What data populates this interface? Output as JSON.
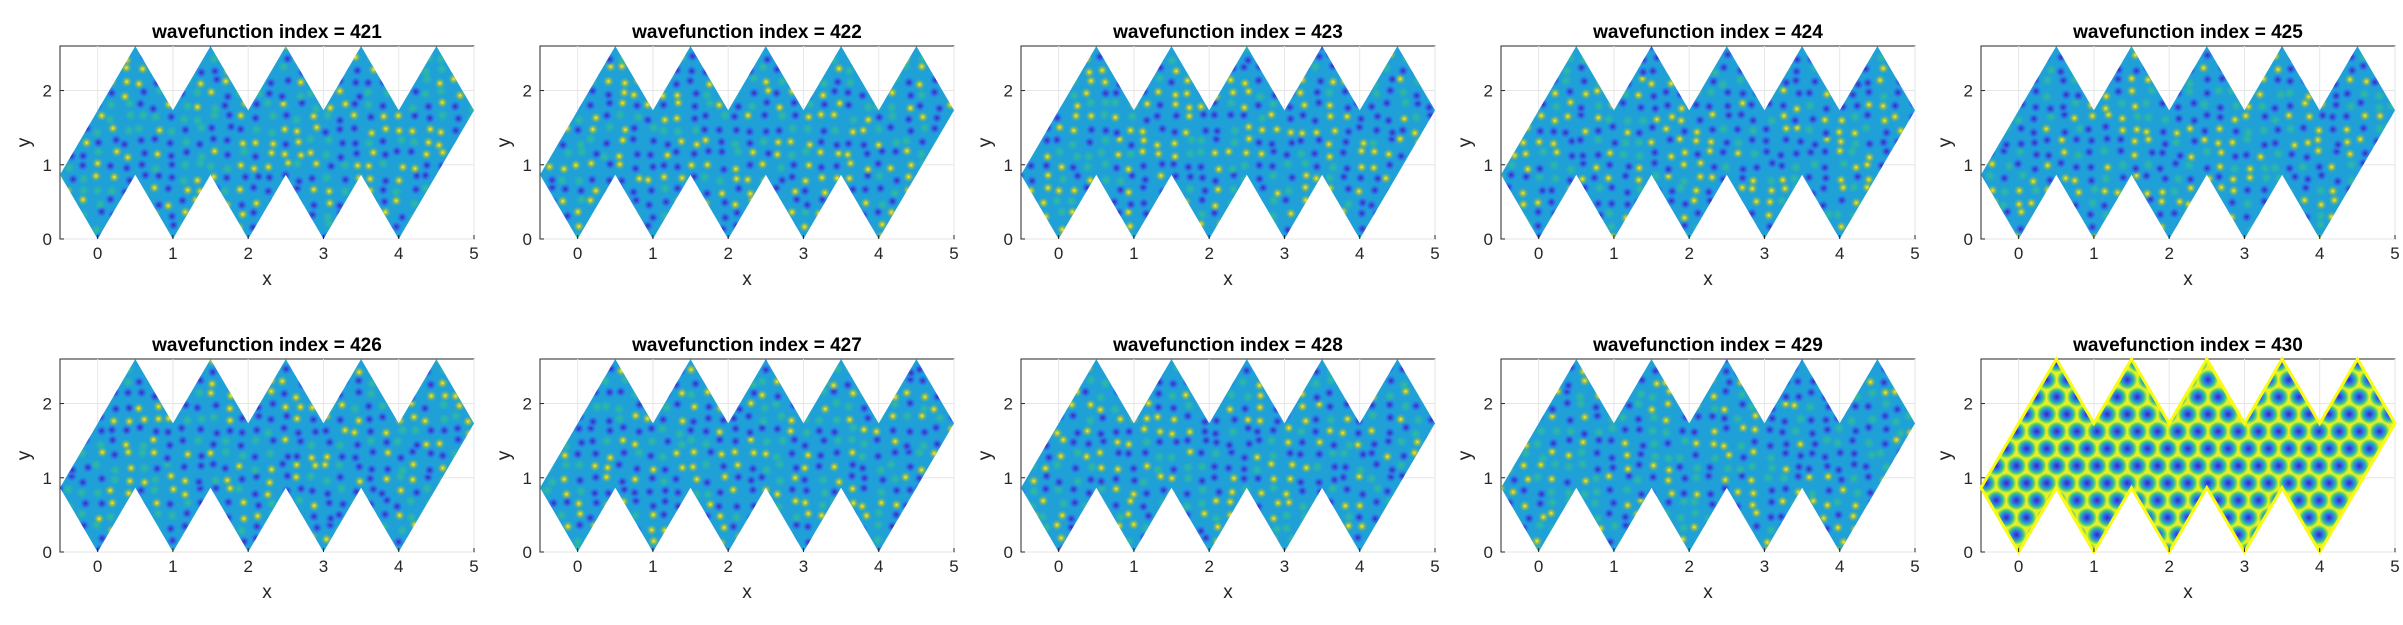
{
  "figure": {
    "layout": "2 rows x 5 columns",
    "colormap": "parula",
    "colormap_stops": [
      "#3e26a8",
      "#2d6ef2",
      "#18a6d6",
      "#33c08e",
      "#bfbc26",
      "#f9fb15"
    ]
  },
  "chart_data": [
    {
      "type": "heatmap",
      "title": "wavefunction index = 421",
      "xlabel": "x",
      "ylabel": "y",
      "xlim": [
        -0.5,
        5
      ],
      "ylim": [
        0,
        2.6
      ],
      "xticks": [
        "0",
        "1",
        "2",
        "3",
        "4",
        "5"
      ],
      "yticks": [
        "0",
        "1",
        "2"
      ],
      "grid": true
    },
    {
      "type": "heatmap",
      "title": "wavefunction index = 422",
      "xlabel": "x",
      "ylabel": "y",
      "xlim": [
        -0.5,
        5
      ],
      "ylim": [
        0,
        2.6
      ],
      "xticks": [
        "0",
        "1",
        "2",
        "3",
        "4",
        "5"
      ],
      "yticks": [
        "0",
        "1",
        "2"
      ],
      "grid": true
    },
    {
      "type": "heatmap",
      "title": "wavefunction index = 423",
      "xlabel": "x",
      "ylabel": "y",
      "xlim": [
        -0.5,
        5
      ],
      "ylim": [
        0,
        2.6
      ],
      "xticks": [
        "0",
        "1",
        "2",
        "3",
        "4",
        "5"
      ],
      "yticks": [
        "0",
        "1",
        "2"
      ],
      "grid": true
    },
    {
      "type": "heatmap",
      "title": "wavefunction index = 424",
      "xlabel": "x",
      "ylabel": "y",
      "xlim": [
        -0.5,
        5
      ],
      "ylim": [
        0,
        2.6
      ],
      "xticks": [
        "0",
        "1",
        "2",
        "3",
        "4",
        "5"
      ],
      "yticks": [
        "0",
        "1",
        "2"
      ],
      "grid": true
    },
    {
      "type": "heatmap",
      "title": "wavefunction index = 425",
      "xlabel": "x",
      "ylabel": "y",
      "xlim": [
        -0.5,
        5
      ],
      "ylim": [
        0,
        2.6
      ],
      "xticks": [
        "0",
        "1",
        "2",
        "3",
        "4",
        "5"
      ],
      "yticks": [
        "0",
        "1",
        "2"
      ],
      "grid": true
    },
    {
      "type": "heatmap",
      "title": "wavefunction index = 426",
      "xlabel": "x",
      "ylabel": "y",
      "xlim": [
        -0.5,
        5
      ],
      "ylim": [
        0,
        2.6
      ],
      "xticks": [
        "0",
        "1",
        "2",
        "3",
        "4",
        "5"
      ],
      "yticks": [
        "0",
        "1",
        "2"
      ],
      "grid": true
    },
    {
      "type": "heatmap",
      "title": "wavefunction index = 427",
      "xlabel": "x",
      "ylabel": "y",
      "xlim": [
        -0.5,
        5
      ],
      "ylim": [
        0,
        2.6
      ],
      "xticks": [
        "0",
        "1",
        "2",
        "3",
        "4",
        "5"
      ],
      "yticks": [
        "0",
        "1",
        "2"
      ],
      "grid": true
    },
    {
      "type": "heatmap",
      "title": "wavefunction index = 428",
      "xlabel": "x",
      "ylabel": "y",
      "xlim": [
        -0.5,
        5
      ],
      "ylim": [
        0,
        2.6
      ],
      "xticks": [
        "0",
        "1",
        "2",
        "3",
        "4",
        "5"
      ],
      "yticks": [
        "0",
        "1",
        "2"
      ],
      "grid": true
    },
    {
      "type": "heatmap",
      "title": "wavefunction index = 429",
      "xlabel": "x",
      "ylabel": "y",
      "xlim": [
        -0.5,
        5
      ],
      "ylim": [
        0,
        2.6
      ],
      "xticks": [
        "0",
        "1",
        "2",
        "3",
        "4",
        "5"
      ],
      "yticks": [
        "0",
        "1",
        "2"
      ],
      "grid": true
    },
    {
      "type": "heatmap",
      "title": "wavefunction index = 430",
      "xlabel": "x",
      "ylabel": "y",
      "xlim": [
        -0.5,
        5
      ],
      "ylim": [
        0,
        2.6
      ],
      "xticks": [
        "0",
        "1",
        "2",
        "3",
        "4",
        "5"
      ],
      "yticks": [
        "0",
        "1",
        "2"
      ],
      "grid": true
    }
  ]
}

--- --- ---

§ **Work to do**: Reproduce all of the data exactly, omitting each picture it holds.

§ **Reply**:
What data populates this interface? Output as JSON.
{
  "figure": {
    "layout": "2 rows x 5 columns",
    "colormap": "parula",
    "colormap_stops": [
      "#3e26a8",
      "#2d6ef2",
      "#18a6d6",
      "#33c08e",
      "#bfbc26",
      "#f9fb15"
    ]
  },
  "chart_data": [
    {
      "type": "heatmap",
      "title": "wavefunction index = 421",
      "xlabel": "x",
      "ylabel": "y",
      "xlim": [
        -0.5,
        5
      ],
      "ylim": [
        0,
        2.6
      ],
      "xticks": [
        "0",
        "1",
        "2",
        "3",
        "4",
        "5"
      ],
      "yticks": [
        "0",
        "1",
        "2"
      ],
      "grid": true
    },
    {
      "type": "heatmap",
      "title": "wavefunction index = 422",
      "xlabel": "x",
      "ylabel": "y",
      "xlim": [
        -0.5,
        5
      ],
      "ylim": [
        0,
        2.6
      ],
      "xticks": [
        "0",
        "1",
        "2",
        "3",
        "4",
        "5"
      ],
      "yticks": [
        "0",
        "1",
        "2"
      ],
      "grid": true
    },
    {
      "type": "heatmap",
      "title": "wavefunction index = 423",
      "xlabel": "x",
      "ylabel": "y",
      "xlim": [
        -0.5,
        5
      ],
      "ylim": [
        0,
        2.6
      ],
      "xticks": [
        "0",
        "1",
        "2",
        "3",
        "4",
        "5"
      ],
      "yticks": [
        "0",
        "1",
        "2"
      ],
      "grid": true
    },
    {
      "type": "heatmap",
      "title": "wavefunction index = 424",
      "xlabel": "x",
      "ylabel": "y",
      "xlim": [
        -0.5,
        5
      ],
      "ylim": [
        0,
        2.6
      ],
      "xticks": [
        "0",
        "1",
        "2",
        "3",
        "4",
        "5"
      ],
      "yticks": [
        "0",
        "1",
        "2"
      ],
      "grid": true
    },
    {
      "type": "heatmap",
      "title": "wavefunction index = 425",
      "xlabel": "x",
      "ylabel": "y",
      "xlim": [
        -0.5,
        5
      ],
      "ylim": [
        0,
        2.6
      ],
      "xticks": [
        "0",
        "1",
        "2",
        "3",
        "4",
        "5"
      ],
      "yticks": [
        "0",
        "1",
        "2"
      ],
      "grid": true
    },
    {
      "type": "heatmap",
      "title": "wavefunction index = 426",
      "xlabel": "x",
      "ylabel": "y",
      "xlim": [
        -0.5,
        5
      ],
      "ylim": [
        0,
        2.6
      ],
      "xticks": [
        "0",
        "1",
        "2",
        "3",
        "4",
        "5"
      ],
      "yticks": [
        "0",
        "1",
        "2"
      ],
      "grid": true
    },
    {
      "type": "heatmap",
      "title": "wavefunction index = 427",
      "xlabel": "x",
      "ylabel": "y",
      "xlim": [
        -0.5,
        5
      ],
      "ylim": [
        0,
        2.6
      ],
      "xticks": [
        "0",
        "1",
        "2",
        "3",
        "4",
        "5"
      ],
      "yticks": [
        "0",
        "1",
        "2"
      ],
      "grid": true
    },
    {
      "type": "heatmap",
      "title": "wavefunction index = 428",
      "xlabel": "x",
      "ylabel": "y",
      "xlim": [
        -0.5,
        5
      ],
      "ylim": [
        0,
        2.6
      ],
      "xticks": [
        "0",
        "1",
        "2",
        "3",
        "4",
        "5"
      ],
      "yticks": [
        "0",
        "1",
        "2"
      ],
      "grid": true
    },
    {
      "type": "heatmap",
      "title": "wavefunction index = 429",
      "xlabel": "x",
      "ylabel": "y",
      "xlim": [
        -0.5,
        5
      ],
      "ylim": [
        0,
        2.6
      ],
      "xticks": [
        "0",
        "1",
        "2",
        "3",
        "4",
        "5"
      ],
      "yticks": [
        "0",
        "1",
        "2"
      ],
      "grid": true
    },
    {
      "type": "heatmap",
      "title": "wavefunction index = 430",
      "xlabel": "x",
      "ylabel": "y",
      "xlim": [
        -0.5,
        5
      ],
      "ylim": [
        0,
        2.6
      ],
      "xticks": [
        "0",
        "1",
        "2",
        "3",
        "4",
        "5"
      ],
      "yticks": [
        "0",
        "1",
        "2"
      ],
      "grid": true
    }
  ]
}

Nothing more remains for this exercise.